## WHAT THE TASK ASKS
Each line holding the word "this" counts once; give the total and nothing more.

## RECORD SET
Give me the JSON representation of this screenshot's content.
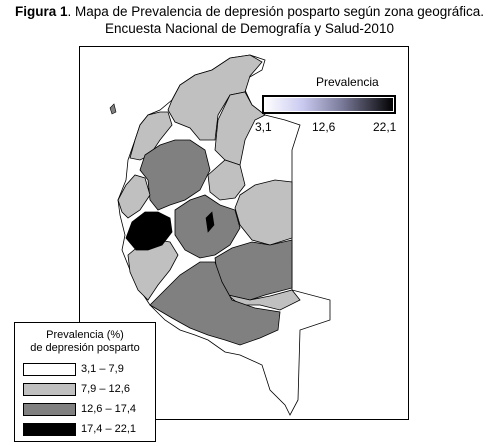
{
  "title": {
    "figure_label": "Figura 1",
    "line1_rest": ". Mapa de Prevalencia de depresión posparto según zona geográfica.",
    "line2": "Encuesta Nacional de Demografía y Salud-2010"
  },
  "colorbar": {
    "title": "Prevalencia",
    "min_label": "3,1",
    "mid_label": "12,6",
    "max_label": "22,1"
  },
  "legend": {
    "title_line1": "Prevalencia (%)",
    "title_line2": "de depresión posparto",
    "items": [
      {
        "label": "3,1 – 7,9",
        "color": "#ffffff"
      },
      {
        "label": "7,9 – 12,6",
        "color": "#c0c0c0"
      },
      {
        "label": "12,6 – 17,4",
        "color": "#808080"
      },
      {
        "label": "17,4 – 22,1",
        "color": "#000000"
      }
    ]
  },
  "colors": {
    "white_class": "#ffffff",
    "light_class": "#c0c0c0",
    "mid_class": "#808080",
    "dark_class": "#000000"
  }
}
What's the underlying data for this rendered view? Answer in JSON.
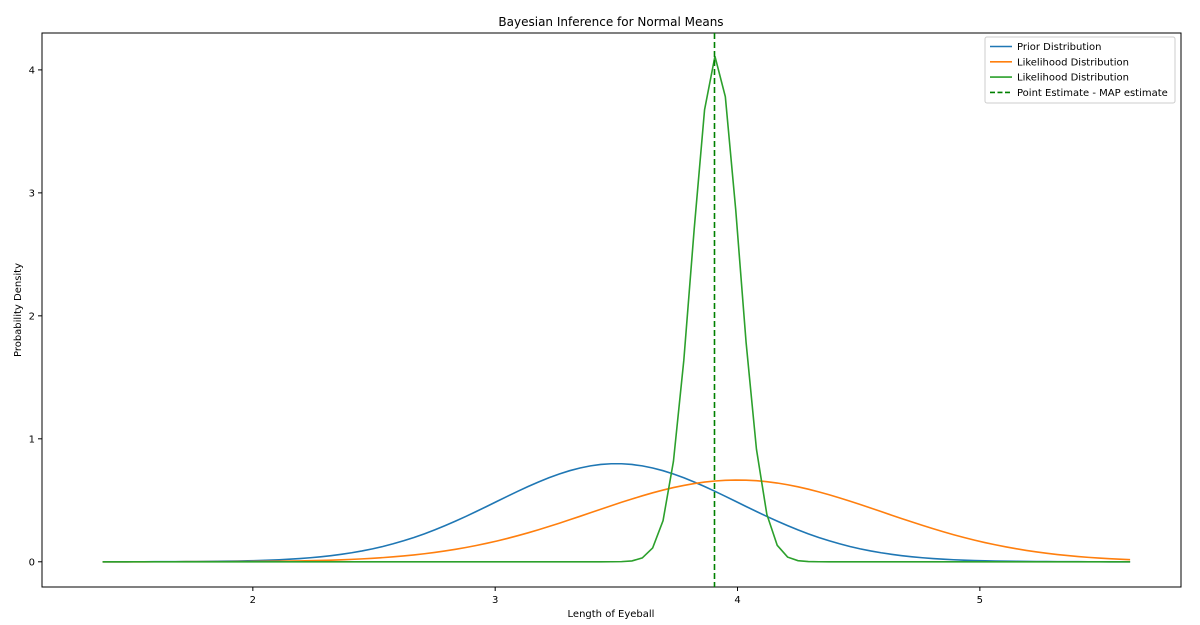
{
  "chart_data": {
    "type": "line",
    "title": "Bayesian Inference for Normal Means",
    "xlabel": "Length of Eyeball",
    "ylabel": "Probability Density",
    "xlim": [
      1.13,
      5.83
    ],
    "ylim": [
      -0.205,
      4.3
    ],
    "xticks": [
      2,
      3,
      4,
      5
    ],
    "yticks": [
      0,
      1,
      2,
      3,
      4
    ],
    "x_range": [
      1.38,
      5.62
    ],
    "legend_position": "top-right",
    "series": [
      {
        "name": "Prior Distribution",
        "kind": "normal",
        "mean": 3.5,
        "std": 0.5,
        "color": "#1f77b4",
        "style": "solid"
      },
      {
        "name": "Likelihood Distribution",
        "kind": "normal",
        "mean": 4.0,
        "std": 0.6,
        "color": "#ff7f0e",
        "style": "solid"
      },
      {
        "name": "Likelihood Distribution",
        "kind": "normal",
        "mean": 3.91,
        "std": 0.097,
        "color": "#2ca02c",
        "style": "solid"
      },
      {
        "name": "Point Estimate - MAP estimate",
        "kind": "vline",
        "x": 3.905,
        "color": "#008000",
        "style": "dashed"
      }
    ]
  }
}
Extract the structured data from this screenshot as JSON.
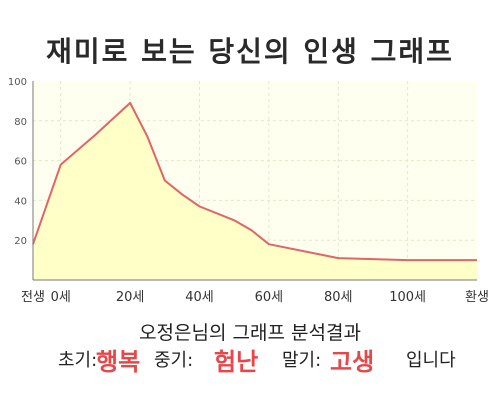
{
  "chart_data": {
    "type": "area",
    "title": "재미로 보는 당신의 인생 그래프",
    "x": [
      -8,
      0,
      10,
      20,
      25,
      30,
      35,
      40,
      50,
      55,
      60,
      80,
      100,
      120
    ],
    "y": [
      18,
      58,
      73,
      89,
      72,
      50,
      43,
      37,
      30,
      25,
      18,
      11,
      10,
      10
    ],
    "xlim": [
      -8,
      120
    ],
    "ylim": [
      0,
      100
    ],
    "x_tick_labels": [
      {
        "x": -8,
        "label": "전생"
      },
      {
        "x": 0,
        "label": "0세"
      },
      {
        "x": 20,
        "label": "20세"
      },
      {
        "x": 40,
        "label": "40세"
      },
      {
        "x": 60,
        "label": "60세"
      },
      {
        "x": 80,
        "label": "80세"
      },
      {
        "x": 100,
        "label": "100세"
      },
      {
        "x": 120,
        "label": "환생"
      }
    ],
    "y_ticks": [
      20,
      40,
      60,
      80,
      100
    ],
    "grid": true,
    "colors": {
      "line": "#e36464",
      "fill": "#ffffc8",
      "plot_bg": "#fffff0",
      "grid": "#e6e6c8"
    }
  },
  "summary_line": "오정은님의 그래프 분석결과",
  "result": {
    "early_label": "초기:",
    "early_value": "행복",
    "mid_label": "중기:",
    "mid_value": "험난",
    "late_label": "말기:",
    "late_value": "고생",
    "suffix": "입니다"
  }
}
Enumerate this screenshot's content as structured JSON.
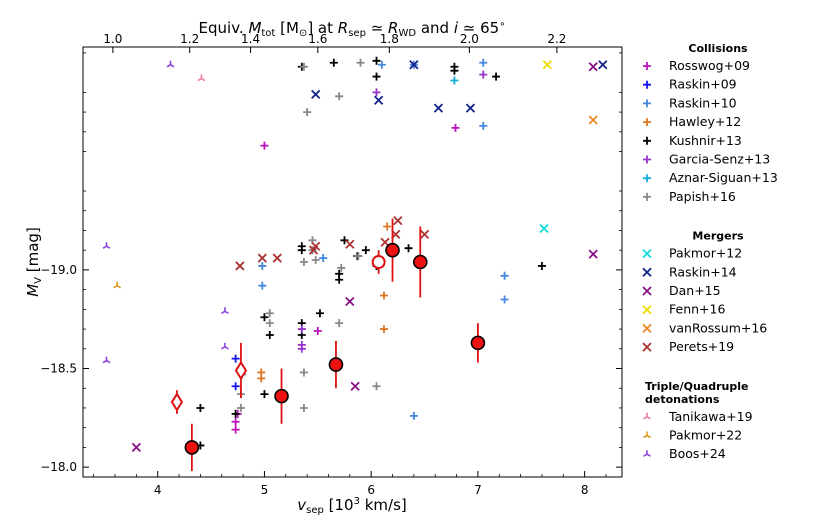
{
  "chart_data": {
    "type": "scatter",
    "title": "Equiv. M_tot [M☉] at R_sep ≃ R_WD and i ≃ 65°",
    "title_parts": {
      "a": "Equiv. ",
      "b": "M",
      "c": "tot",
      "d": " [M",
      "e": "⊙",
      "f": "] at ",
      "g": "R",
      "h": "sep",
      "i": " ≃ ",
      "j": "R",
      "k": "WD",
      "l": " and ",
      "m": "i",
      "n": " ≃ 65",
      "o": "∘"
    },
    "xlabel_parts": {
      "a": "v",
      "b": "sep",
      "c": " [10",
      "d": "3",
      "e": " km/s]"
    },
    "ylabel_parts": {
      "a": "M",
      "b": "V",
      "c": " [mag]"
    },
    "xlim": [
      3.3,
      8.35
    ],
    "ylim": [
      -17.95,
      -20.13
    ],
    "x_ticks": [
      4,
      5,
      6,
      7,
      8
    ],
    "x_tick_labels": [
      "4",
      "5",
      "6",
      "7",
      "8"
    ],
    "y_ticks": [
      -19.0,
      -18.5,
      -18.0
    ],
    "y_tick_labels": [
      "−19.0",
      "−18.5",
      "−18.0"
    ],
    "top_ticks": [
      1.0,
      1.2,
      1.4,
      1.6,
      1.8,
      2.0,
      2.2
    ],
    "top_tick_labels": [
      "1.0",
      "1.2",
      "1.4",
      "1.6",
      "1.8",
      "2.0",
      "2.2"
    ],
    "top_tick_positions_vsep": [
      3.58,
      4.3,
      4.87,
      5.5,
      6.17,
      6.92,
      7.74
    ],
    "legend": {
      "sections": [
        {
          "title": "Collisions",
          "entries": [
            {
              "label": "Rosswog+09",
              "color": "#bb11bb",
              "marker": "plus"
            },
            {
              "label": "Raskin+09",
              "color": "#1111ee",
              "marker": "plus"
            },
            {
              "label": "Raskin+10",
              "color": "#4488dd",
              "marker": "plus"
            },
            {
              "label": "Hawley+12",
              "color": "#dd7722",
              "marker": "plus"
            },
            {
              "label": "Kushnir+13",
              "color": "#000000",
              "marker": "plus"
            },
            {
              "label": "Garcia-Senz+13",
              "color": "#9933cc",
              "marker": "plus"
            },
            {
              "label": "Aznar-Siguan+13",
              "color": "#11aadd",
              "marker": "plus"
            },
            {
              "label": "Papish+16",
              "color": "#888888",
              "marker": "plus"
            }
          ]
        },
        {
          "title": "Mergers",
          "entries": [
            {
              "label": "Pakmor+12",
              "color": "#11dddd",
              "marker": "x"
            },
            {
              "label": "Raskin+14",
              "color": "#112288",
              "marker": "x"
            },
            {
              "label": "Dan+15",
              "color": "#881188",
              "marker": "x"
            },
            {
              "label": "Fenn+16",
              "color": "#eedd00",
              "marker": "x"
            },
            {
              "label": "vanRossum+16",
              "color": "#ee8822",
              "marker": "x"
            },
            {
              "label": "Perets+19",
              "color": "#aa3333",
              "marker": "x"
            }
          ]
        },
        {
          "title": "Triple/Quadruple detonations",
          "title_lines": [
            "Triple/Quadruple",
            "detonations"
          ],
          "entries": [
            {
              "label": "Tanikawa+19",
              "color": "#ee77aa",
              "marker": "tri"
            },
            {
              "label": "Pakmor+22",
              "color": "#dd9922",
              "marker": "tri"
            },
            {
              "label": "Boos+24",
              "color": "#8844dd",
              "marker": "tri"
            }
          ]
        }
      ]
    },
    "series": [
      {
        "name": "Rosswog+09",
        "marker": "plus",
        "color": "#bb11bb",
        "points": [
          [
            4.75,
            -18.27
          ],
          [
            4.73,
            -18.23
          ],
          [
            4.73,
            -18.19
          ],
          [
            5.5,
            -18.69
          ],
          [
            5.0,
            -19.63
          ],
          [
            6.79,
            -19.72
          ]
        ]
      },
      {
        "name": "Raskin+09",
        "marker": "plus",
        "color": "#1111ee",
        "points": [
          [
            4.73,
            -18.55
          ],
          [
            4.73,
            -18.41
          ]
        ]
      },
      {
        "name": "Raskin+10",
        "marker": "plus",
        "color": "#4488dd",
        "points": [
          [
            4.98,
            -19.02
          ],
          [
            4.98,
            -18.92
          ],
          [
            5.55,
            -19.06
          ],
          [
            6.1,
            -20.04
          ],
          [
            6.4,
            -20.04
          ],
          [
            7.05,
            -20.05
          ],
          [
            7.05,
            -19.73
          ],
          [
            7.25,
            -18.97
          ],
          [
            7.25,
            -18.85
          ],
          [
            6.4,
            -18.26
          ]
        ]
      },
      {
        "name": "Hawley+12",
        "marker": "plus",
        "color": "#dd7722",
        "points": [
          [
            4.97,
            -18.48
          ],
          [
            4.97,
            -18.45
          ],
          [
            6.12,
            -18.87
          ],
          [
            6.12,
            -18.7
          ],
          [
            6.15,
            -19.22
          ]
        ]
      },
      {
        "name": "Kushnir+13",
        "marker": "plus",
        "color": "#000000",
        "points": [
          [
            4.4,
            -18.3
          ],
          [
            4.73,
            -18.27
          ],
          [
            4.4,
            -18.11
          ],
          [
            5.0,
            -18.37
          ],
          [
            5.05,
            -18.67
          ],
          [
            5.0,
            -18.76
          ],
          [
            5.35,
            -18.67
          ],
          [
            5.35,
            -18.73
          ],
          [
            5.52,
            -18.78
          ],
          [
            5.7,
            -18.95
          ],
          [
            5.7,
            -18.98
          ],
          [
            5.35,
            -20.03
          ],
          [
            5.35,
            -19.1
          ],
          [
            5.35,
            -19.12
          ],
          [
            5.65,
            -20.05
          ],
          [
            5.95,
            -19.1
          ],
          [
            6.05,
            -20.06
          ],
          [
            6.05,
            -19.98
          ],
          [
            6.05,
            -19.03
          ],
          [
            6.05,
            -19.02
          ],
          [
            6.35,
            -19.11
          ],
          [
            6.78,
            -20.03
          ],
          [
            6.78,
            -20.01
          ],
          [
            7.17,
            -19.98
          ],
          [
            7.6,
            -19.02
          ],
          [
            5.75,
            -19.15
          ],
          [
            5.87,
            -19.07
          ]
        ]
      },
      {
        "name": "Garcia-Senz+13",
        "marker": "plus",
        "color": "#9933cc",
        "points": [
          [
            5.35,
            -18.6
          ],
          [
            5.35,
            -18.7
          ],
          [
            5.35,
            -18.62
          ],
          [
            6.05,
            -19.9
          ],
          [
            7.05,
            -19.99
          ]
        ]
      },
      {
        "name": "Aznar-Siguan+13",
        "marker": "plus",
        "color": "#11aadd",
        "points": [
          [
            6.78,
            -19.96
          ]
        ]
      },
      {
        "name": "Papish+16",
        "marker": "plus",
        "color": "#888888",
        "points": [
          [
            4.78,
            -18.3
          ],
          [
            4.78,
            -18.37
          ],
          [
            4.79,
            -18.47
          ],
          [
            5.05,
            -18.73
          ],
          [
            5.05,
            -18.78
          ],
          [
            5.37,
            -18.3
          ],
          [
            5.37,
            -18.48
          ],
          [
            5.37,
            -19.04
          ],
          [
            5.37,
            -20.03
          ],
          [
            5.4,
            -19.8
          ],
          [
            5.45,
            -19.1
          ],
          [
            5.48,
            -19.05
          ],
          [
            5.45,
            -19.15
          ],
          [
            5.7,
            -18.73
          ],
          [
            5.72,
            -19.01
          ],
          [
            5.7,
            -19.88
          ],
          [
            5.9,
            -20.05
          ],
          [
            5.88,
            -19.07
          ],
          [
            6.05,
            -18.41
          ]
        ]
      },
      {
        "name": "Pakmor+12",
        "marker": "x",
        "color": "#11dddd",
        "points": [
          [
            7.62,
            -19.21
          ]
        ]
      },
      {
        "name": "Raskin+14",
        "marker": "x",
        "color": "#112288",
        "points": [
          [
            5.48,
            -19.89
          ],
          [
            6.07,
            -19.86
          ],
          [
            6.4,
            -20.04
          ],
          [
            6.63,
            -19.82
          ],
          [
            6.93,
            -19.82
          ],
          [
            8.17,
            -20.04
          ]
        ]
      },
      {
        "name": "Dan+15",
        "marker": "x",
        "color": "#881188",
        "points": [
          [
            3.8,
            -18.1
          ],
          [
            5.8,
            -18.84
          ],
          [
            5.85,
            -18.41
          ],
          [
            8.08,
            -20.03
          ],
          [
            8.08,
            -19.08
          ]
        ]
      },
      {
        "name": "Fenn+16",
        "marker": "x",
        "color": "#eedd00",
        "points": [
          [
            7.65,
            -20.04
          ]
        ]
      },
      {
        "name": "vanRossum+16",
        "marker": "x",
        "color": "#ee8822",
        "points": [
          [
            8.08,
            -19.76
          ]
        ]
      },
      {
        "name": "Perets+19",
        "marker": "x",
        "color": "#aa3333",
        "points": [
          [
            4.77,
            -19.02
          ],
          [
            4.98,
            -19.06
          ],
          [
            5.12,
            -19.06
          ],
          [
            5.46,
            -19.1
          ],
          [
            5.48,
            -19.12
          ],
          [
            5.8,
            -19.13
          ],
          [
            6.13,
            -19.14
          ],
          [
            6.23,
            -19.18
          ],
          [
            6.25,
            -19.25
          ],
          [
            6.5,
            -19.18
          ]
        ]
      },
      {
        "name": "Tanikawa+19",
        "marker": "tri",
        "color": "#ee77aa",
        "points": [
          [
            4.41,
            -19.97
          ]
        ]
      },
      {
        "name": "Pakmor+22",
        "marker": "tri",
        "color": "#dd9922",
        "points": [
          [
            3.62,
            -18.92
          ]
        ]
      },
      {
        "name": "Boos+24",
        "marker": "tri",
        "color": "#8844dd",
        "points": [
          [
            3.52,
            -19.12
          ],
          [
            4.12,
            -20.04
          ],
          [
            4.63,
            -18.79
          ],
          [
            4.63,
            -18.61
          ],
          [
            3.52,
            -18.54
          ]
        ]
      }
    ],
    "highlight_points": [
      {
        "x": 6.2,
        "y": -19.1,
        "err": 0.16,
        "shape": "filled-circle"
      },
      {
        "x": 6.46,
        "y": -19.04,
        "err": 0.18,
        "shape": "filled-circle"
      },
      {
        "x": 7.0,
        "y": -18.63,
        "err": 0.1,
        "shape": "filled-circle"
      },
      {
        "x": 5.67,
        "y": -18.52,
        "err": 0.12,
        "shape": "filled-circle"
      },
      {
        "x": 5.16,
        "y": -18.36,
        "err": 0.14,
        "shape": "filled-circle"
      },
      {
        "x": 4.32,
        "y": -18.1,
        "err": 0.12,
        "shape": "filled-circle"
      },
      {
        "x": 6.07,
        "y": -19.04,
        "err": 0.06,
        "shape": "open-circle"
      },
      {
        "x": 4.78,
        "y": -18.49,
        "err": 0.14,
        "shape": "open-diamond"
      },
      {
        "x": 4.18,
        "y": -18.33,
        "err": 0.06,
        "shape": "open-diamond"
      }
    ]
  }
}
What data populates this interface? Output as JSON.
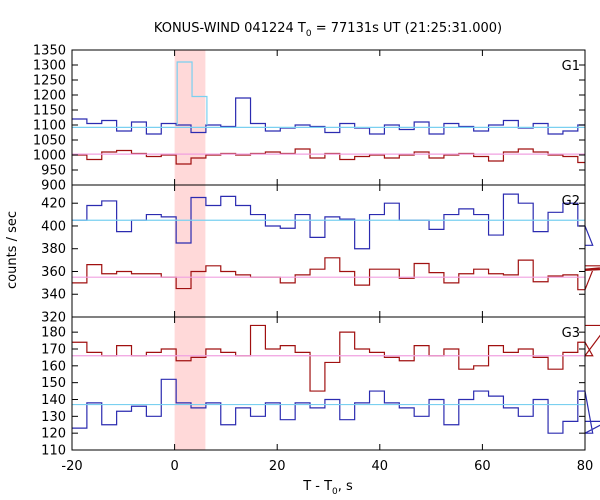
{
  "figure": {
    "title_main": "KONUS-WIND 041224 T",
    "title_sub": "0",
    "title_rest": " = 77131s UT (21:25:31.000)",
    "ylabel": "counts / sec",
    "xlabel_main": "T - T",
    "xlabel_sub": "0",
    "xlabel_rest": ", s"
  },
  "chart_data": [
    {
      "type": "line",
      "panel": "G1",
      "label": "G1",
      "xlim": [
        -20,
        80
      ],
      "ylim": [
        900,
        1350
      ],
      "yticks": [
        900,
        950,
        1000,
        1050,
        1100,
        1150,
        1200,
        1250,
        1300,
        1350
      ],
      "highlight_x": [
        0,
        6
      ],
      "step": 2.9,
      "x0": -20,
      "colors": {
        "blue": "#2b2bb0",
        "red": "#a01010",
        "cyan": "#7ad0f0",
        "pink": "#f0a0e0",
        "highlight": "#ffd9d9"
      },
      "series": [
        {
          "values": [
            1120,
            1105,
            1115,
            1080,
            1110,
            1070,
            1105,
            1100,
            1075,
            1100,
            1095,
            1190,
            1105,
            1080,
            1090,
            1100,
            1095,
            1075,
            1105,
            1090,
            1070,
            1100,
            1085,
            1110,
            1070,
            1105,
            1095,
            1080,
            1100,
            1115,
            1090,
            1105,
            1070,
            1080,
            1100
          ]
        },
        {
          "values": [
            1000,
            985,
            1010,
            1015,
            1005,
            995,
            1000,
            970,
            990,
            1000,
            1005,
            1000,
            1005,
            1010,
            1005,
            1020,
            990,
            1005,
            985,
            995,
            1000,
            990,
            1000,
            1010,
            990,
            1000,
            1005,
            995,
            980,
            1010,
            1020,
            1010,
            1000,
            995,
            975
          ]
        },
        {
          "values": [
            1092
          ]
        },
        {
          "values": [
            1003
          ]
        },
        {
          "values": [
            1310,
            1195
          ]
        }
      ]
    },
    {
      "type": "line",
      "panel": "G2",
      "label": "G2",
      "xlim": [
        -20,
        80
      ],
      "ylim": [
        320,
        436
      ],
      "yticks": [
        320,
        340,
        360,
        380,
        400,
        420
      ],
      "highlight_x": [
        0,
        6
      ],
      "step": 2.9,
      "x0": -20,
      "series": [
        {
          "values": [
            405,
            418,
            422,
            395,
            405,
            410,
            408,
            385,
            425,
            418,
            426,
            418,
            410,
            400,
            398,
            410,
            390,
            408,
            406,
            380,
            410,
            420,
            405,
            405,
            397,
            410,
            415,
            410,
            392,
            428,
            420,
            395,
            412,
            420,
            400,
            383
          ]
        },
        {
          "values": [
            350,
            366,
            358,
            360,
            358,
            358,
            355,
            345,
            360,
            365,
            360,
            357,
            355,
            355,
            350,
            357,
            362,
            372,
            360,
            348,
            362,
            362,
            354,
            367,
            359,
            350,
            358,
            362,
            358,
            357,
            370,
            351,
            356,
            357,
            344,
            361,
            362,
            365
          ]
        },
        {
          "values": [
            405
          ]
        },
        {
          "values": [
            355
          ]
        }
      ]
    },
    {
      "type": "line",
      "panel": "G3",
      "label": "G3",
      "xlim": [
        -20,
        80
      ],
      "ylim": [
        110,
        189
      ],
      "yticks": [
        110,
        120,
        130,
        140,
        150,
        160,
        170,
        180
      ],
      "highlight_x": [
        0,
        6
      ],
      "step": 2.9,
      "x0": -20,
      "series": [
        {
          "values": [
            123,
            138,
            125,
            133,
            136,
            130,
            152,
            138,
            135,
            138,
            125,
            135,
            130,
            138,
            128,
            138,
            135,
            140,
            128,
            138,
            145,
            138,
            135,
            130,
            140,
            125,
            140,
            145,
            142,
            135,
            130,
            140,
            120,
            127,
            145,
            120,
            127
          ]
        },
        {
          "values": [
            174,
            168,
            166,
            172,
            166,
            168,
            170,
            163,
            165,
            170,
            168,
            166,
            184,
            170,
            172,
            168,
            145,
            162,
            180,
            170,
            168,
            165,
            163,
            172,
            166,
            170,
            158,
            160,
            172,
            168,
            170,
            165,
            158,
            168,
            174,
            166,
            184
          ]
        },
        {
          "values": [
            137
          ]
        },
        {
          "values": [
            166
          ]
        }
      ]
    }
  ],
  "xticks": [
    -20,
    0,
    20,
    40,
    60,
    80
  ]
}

## SOLUTION TO THE EXERCISE
5